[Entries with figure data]
* * * *

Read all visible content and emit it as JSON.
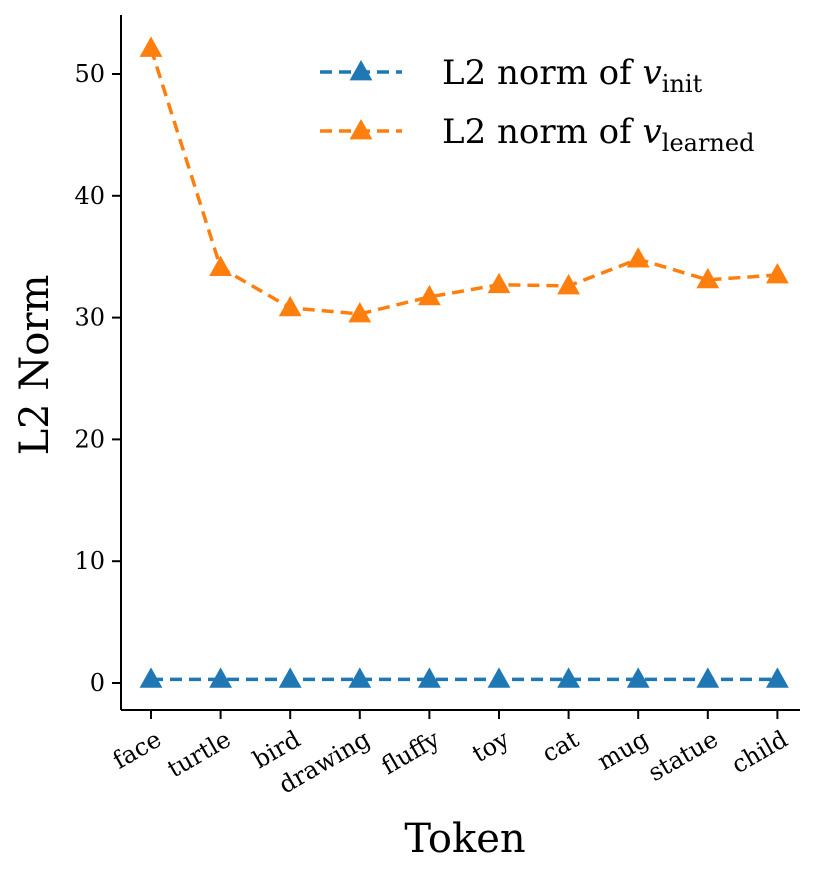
{
  "chart_data": {
    "type": "line",
    "title": "",
    "xlabel": "Token",
    "ylabel": "L2 Norm",
    "categories": [
      "face",
      "turtle",
      "bird",
      "drawing",
      "fluffy",
      "toy",
      "cat",
      "mug",
      "statue",
      "child"
    ],
    "ylim": [
      -2.2,
      55
    ],
    "yticks": [
      0,
      10,
      20,
      30,
      40,
      50
    ],
    "ytick_labels": [
      "0",
      "10",
      "20",
      "30",
      "40",
      "50"
    ],
    "grid": false,
    "legend_position": "top-right",
    "series": [
      {
        "name": "L2 norm of v_init",
        "legend_main": "L2 norm of ",
        "legend_var": "v",
        "legend_sub": "init",
        "color": "#1f77b4",
        "line_style": "dashed",
        "marker": "triangle",
        "values": [
          0.3,
          0.3,
          0.3,
          0.3,
          0.3,
          0.3,
          0.3,
          0.3,
          0.3,
          0.3
        ]
      },
      {
        "name": "L2 norm of v_learned",
        "legend_main": "L2 norm of ",
        "legend_var": "v",
        "legend_sub": "learned",
        "color": "#ff7f0e",
        "line_style": "dashed",
        "marker": "triangle",
        "values": [
          52.1,
          34.1,
          30.8,
          30.3,
          31.7,
          32.7,
          32.6,
          34.8,
          33.1,
          33.5
        ]
      }
    ]
  }
}
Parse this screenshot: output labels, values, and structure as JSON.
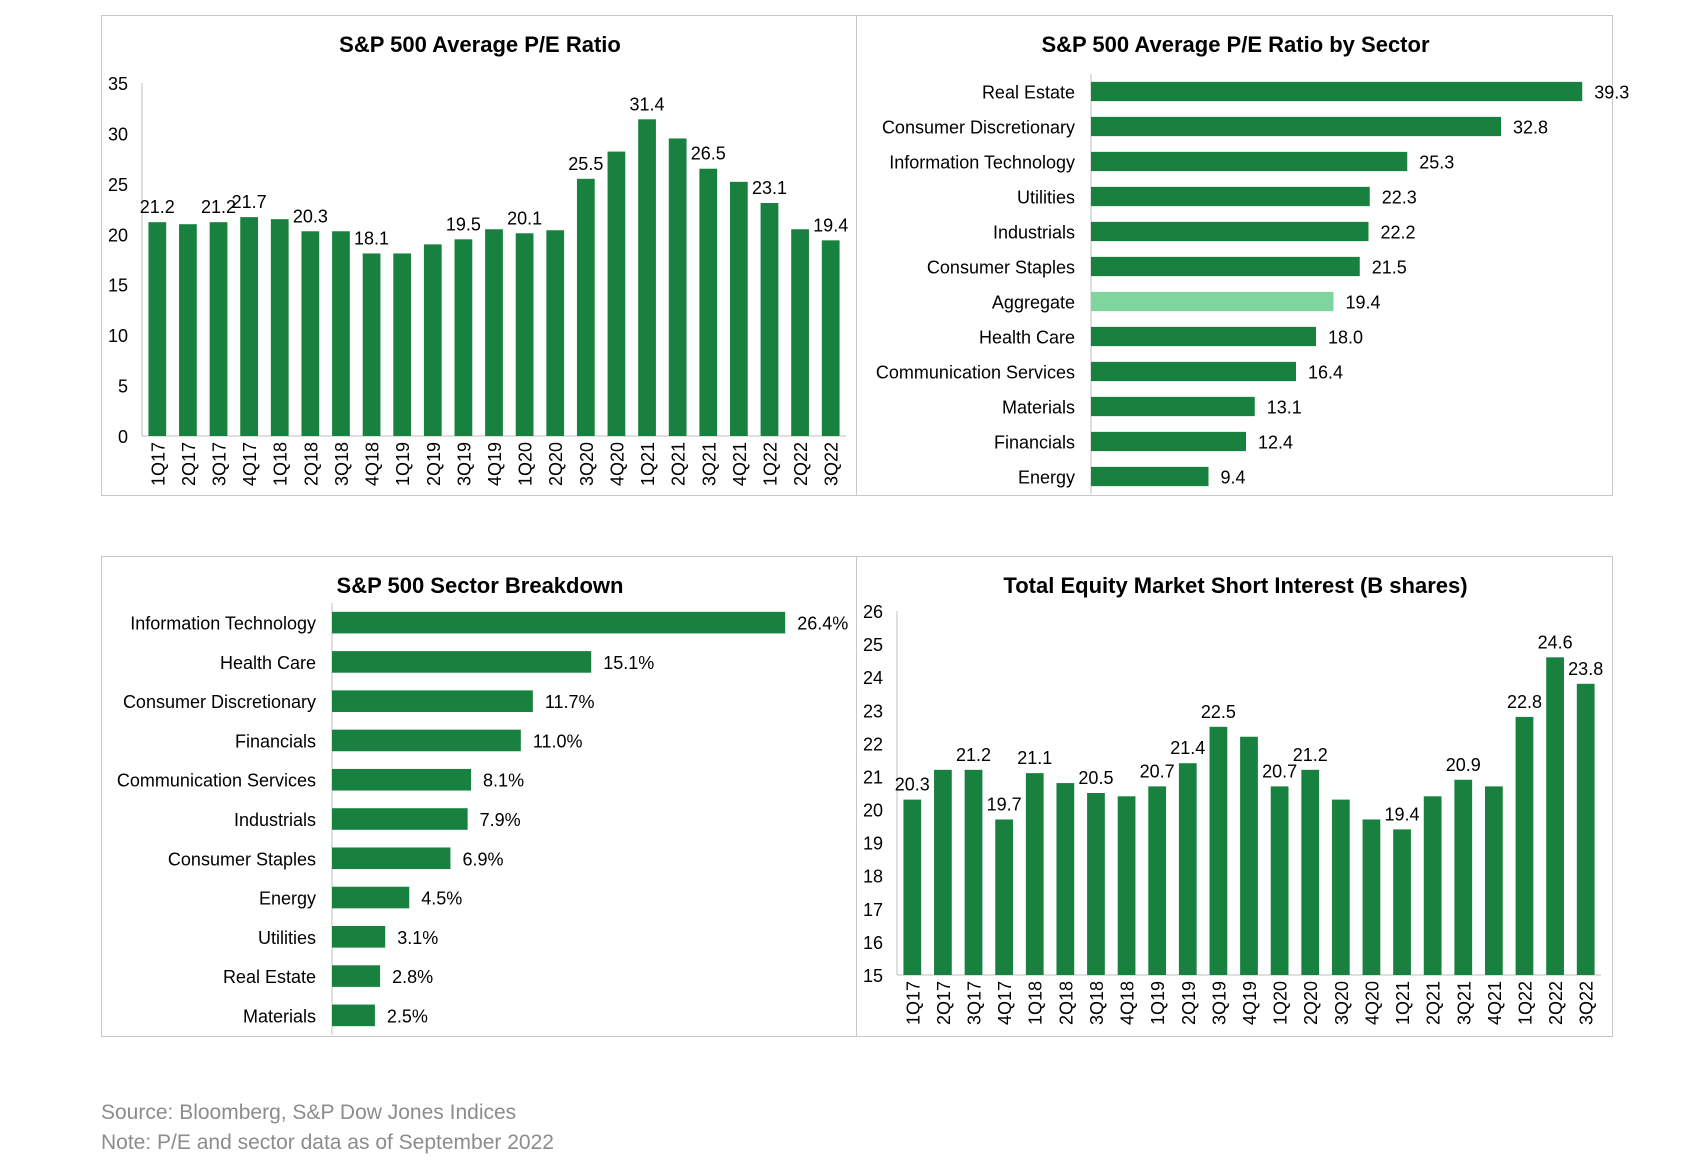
{
  "colors": {
    "bar": "#188140",
    "highlight": "#7fd59e",
    "axis": "#bfbfbf"
  },
  "chart_data": [
    {
      "type": "bar",
      "title": "S&P 500 Average P/E Ratio",
      "categories": [
        "1Q17",
        "2Q17",
        "3Q17",
        "4Q17",
        "1Q18",
        "2Q18",
        "3Q18",
        "4Q18",
        "1Q19",
        "2Q19",
        "3Q19",
        "4Q19",
        "1Q20",
        "2Q20",
        "3Q20",
        "4Q20",
        "1Q21",
        "2Q21",
        "3Q21",
        "4Q21",
        "1Q22",
        "2Q22",
        "3Q22"
      ],
      "values": [
        21.2,
        21.0,
        21.2,
        21.7,
        21.5,
        20.3,
        20.3,
        18.1,
        18.1,
        19.0,
        19.5,
        20.5,
        20.1,
        20.4,
        25.5,
        28.2,
        31.4,
        29.5,
        26.5,
        25.2,
        23.1,
        20.5,
        19.4
      ],
      "data_labels": [
        "21.2",
        "",
        "21.2",
        "21.7",
        "",
        "20.3",
        "",
        "18.1",
        "",
        "",
        "19.5",
        "",
        "20.1",
        "",
        "25.5",
        "",
        "31.4",
        "",
        "26.5",
        "",
        "23.1",
        "",
        "19.4"
      ],
      "ylim": [
        0,
        35
      ],
      "yticks": [
        "0",
        "5",
        "10",
        "15",
        "20",
        "25",
        "30",
        "35"
      ],
      "grid": false
    },
    {
      "type": "bar",
      "orientation": "horizontal",
      "title": "S&P 500 Average P/E Ratio by Sector",
      "categories": [
        "Real Estate",
        "Consumer Discretionary",
        "Information Technology",
        "Utilities",
        "Industrials",
        "Consumer Staples",
        "Aggregate",
        "Health Care",
        "Communication Services",
        "Materials",
        "Financials",
        "Energy"
      ],
      "values": [
        39.3,
        32.8,
        25.3,
        22.3,
        22.2,
        21.5,
        19.4,
        18.0,
        16.4,
        13.1,
        12.4,
        9.4
      ],
      "data_labels": [
        "39.3",
        "32.8",
        "25.3",
        "22.3",
        "22.2",
        "21.5",
        "19.4",
        "18.0",
        "16.4",
        "13.1",
        "12.4",
        "9.4"
      ],
      "highlight": "Aggregate",
      "xlim": [
        0,
        40
      ]
    },
    {
      "type": "bar",
      "orientation": "horizontal",
      "title": "S&P 500 Sector Breakdown",
      "categories": [
        "Information Technology",
        "Health Care",
        "Consumer Discretionary",
        "Financials",
        "Communication Services",
        "Industrials",
        "Consumer Staples",
        "Energy",
        "Utilities",
        "Real Estate",
        "Materials"
      ],
      "values": [
        26.4,
        15.1,
        11.7,
        11.0,
        8.1,
        7.9,
        6.9,
        4.5,
        3.1,
        2.8,
        2.5
      ],
      "data_labels": [
        "26.4%",
        "15.1%",
        "11.7%",
        "11.0%",
        "8.1%",
        "7.9%",
        "6.9%",
        "4.5%",
        "3.1%",
        "2.8%",
        "2.5%"
      ],
      "xlim": [
        0,
        30
      ]
    },
    {
      "type": "bar",
      "title": "Total Equity Market Short Interest (B shares)",
      "categories": [
        "1Q17",
        "2Q17",
        "3Q17",
        "4Q17",
        "1Q18",
        "2Q18",
        "3Q18",
        "4Q18",
        "1Q19",
        "2Q19",
        "3Q19",
        "4Q19",
        "1Q20",
        "2Q20",
        "3Q20",
        "4Q20",
        "1Q21",
        "2Q21",
        "3Q21",
        "4Q21",
        "1Q22",
        "2Q22",
        "3Q22"
      ],
      "values": [
        20.3,
        21.2,
        21.2,
        19.7,
        21.1,
        20.8,
        20.5,
        20.4,
        20.7,
        21.4,
        22.5,
        22.2,
        20.7,
        21.2,
        20.3,
        19.7,
        19.4,
        20.4,
        20.9,
        20.7,
        22.8,
        24.6,
        23.8
      ],
      "data_labels": [
        "20.3",
        "",
        "21.2",
        "19.7",
        "21.1",
        "",
        "20.5",
        "",
        "20.7",
        "21.4",
        "22.5",
        "",
        "20.7",
        "21.2",
        "",
        "",
        "19.4",
        "",
        "20.9",
        "",
        "22.8",
        "24.6",
        "23.8"
      ],
      "ylim": [
        15,
        26
      ],
      "yticks": [
        "15",
        "16",
        "17",
        "18",
        "19",
        "20",
        "21",
        "22",
        "23",
        "24",
        "25",
        "26"
      ],
      "grid": false
    }
  ],
  "footer": {
    "source": "Source: Bloomberg, S&P Dow Jones Indices",
    "note": "Note: P/E and sector data as of September 2022"
  }
}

* * * *

- _What this task involves_
Omit any images, then output the listing exactly.

- _Exercise result_
Read all visible content and emit it as JSON.
{
  "chart_data": {
    "type": "line",
    "title": "",
    "xlabel": "Token",
    "ylabel": "L2 Norm",
    "categories": [
      "face",
      "turtle",
      "bird",
      "drawing",
      "fluffy",
      "toy",
      "cat",
      "mug",
      "statue",
      "child"
    ],
    "ylim": [
      -2.2,
      55
    ],
    "yticks": [
      0,
      10,
      20,
      30,
      40,
      50
    ],
    "ytick_labels": [
      "0",
      "10",
      "20",
      "30",
      "40",
      "50"
    ],
    "grid": false,
    "legend_position": "top-right",
    "series": [
      {
        "name": "L2 norm of v_init",
        "legend_main": "L2 norm of ",
        "legend_var": "v",
        "legend_sub": "init",
        "color": "#1f77b4",
        "line_style": "dashed",
        "marker": "triangle",
        "values": [
          0.3,
          0.3,
          0.3,
          0.3,
          0.3,
          0.3,
          0.3,
          0.3,
          0.3,
          0.3
        ]
      },
      {
        "name": "L2 norm of v_learned",
        "legend_main": "L2 norm of ",
        "legend_var": "v",
        "legend_sub": "learned",
        "color": "#ff7f0e",
        "line_style": "dashed",
        "marker": "triangle",
        "values": [
          52.1,
          34.1,
          30.8,
          30.3,
          31.7,
          32.7,
          32.6,
          34.8,
          33.1,
          33.5
        ]
      }
    ]
  }
}
Parse this screenshot: output labels, values, and structure as JSON.
{
  "colors": {
    "bar": "#188140",
    "highlight": "#7fd59e",
    "axis": "#bfbfbf"
  },
  "chart_data": [
    {
      "type": "bar",
      "title": "S&P 500 Average P/E Ratio",
      "categories": [
        "1Q17",
        "2Q17",
        "3Q17",
        "4Q17",
        "1Q18",
        "2Q18",
        "3Q18",
        "4Q18",
        "1Q19",
        "2Q19",
        "3Q19",
        "4Q19",
        "1Q20",
        "2Q20",
        "3Q20",
        "4Q20",
        "1Q21",
        "2Q21",
        "3Q21",
        "4Q21",
        "1Q22",
        "2Q22",
        "3Q22"
      ],
      "values": [
        21.2,
        21.0,
        21.2,
        21.7,
        21.5,
        20.3,
        20.3,
        18.1,
        18.1,
        19.0,
        19.5,
        20.5,
        20.1,
        20.4,
        25.5,
        28.2,
        31.4,
        29.5,
        26.5,
        25.2,
        23.1,
        20.5,
        19.4
      ],
      "data_labels": [
        "21.2",
        "",
        "21.2",
        "21.7",
        "",
        "20.3",
        "",
        "18.1",
        "",
        "",
        "19.5",
        "",
        "20.1",
        "",
        "25.5",
        "",
        "31.4",
        "",
        "26.5",
        "",
        "23.1",
        "",
        "19.4"
      ],
      "ylim": [
        0,
        35
      ],
      "yticks": [
        "0",
        "5",
        "10",
        "15",
        "20",
        "25",
        "30",
        "35"
      ],
      "grid": false
    },
    {
      "type": "bar",
      "orientation": "horizontal",
      "title": "S&P 500 Average P/E Ratio by Sector",
      "categories": [
        "Real Estate",
        "Consumer Discretionary",
        "Information Technology",
        "Utilities",
        "Industrials",
        "Consumer Staples",
        "Aggregate",
        "Health Care",
        "Communication Services",
        "Materials",
        "Financials",
        "Energy"
      ],
      "values": [
        39.3,
        32.8,
        25.3,
        22.3,
        22.2,
        21.5,
        19.4,
        18.0,
        16.4,
        13.1,
        12.4,
        9.4
      ],
      "data_labels": [
        "39.3",
        "32.8",
        "25.3",
        "22.3",
        "22.2",
        "21.5",
        "19.4",
        "18.0",
        "16.4",
        "13.1",
        "12.4",
        "9.4"
      ],
      "highlight": "Aggregate",
      "xlim": [
        0,
        40
      ]
    },
    {
      "type": "bar",
      "orientation": "horizontal",
      "title": "S&P 500 Sector Breakdown",
      "categories": [
        "Information Technology",
        "Health Care",
        "Consumer Discretionary",
        "Financials",
        "Communication Services",
        "Industrials",
        "Consumer Staples",
        "Energy",
        "Utilities",
        "Real Estate",
        "Materials"
      ],
      "values": [
        26.4,
        15.1,
        11.7,
        11.0,
        8.1,
        7.9,
        6.9,
        4.5,
        3.1,
        2.8,
        2.5
      ],
      "data_labels": [
        "26.4%",
        "15.1%",
        "11.7%",
        "11.0%",
        "8.1%",
        "7.9%",
        "6.9%",
        "4.5%",
        "3.1%",
        "2.8%",
        "2.5%"
      ],
      "xlim": [
        0,
        30
      ]
    },
    {
      "type": "bar",
      "title": "Total Equity Market Short Interest (B shares)",
      "categories": [
        "1Q17",
        "2Q17",
        "3Q17",
        "4Q17",
        "1Q18",
        "2Q18",
        "3Q18",
        "4Q18",
        "1Q19",
        "2Q19",
        "3Q19",
        "4Q19",
        "1Q20",
        "2Q20",
        "3Q20",
        "4Q20",
        "1Q21",
        "2Q21",
        "3Q21",
        "4Q21",
        "1Q22",
        "2Q22",
        "3Q22"
      ],
      "values": [
        20.3,
        21.2,
        21.2,
        19.7,
        21.1,
        20.8,
        20.5,
        20.4,
        20.7,
        21.4,
        22.5,
        22.2,
        20.7,
        21.2,
        20.3,
        19.7,
        19.4,
        20.4,
        20.9,
        20.7,
        22.8,
        24.6,
        23.8
      ],
      "data_labels": [
        "20.3",
        "",
        "21.2",
        "19.7",
        "21.1",
        "",
        "20.5",
        "",
        "20.7",
        "21.4",
        "22.5",
        "",
        "20.7",
        "21.2",
        "",
        "",
        "19.4",
        "",
        "20.9",
        "",
        "22.8",
        "24.6",
        "23.8"
      ],
      "ylim": [
        15,
        26
      ],
      "yticks": [
        "15",
        "16",
        "17",
        "18",
        "19",
        "20",
        "21",
        "22",
        "23",
        "24",
        "25",
        "26"
      ],
      "grid": false
    }
  ],
  "footer": {
    "source": "Source: Bloomberg, S&P Dow Jones Indices",
    "note": "Note: P/E and sector data as of September 2022"
  }
}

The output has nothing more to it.